WRITTEN REQUEST ▸ Repeat every line of the material, character for character.
# START OF SOURCE DATA
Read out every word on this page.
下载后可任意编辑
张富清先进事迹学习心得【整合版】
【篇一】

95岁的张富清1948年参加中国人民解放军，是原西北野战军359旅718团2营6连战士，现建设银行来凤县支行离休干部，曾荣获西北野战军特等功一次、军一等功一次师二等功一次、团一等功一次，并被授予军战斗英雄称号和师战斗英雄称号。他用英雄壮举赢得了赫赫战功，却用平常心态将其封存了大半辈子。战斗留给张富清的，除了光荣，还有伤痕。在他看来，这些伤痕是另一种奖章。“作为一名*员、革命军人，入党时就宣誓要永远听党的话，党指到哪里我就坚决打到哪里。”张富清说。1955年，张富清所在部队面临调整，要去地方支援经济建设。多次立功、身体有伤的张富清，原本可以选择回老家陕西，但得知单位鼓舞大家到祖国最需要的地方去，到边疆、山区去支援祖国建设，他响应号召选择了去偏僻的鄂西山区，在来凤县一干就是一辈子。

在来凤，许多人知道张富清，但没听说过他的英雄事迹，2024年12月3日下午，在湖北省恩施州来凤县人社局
# END OF SOURCE DATA
OUTPUT ▸
Read out every word on this page.
下载后可任意编辑
张富清先进事迹学习心得【整合版】
【篇一】

95岁的张富清1948年参加中国人民解放军，是原西北野战军359旅718团2营6连战士，现建设银行来凤县支行离休干部，曾荣获西北野战军特等功一次、军一等功一次师二等功一次、团一等功一次，并被授予军战斗英雄称号和师战斗英雄称号。他用英雄壮举赢得了赫赫战功，却用平常心态将其封存了大半辈子。战斗留给张富清的，除了光荣，还有伤痕。在他看来，这些伤痕是另一种奖章。“作为一名*员、革命军人，入党时就宣誓要永远听党的话，党指到哪里我就坚决打到哪里。”张富清说。1955年，张富清所在部队面临调整，要去地方支援经济建设。多次立功、身体有伤的张富清，原本可以选择回老家陕西，但得知单位鼓舞大家到祖国最需要的地方去，到边疆、山区去支援祖国建设，他响应号召选择了去偏僻的鄂西山区，在来凤县一干就是一辈子。

在来凤，许多人知道张富清，但没听说过他的英雄事迹，2024年12月3日下午，在湖北省恩施州来凤县人社局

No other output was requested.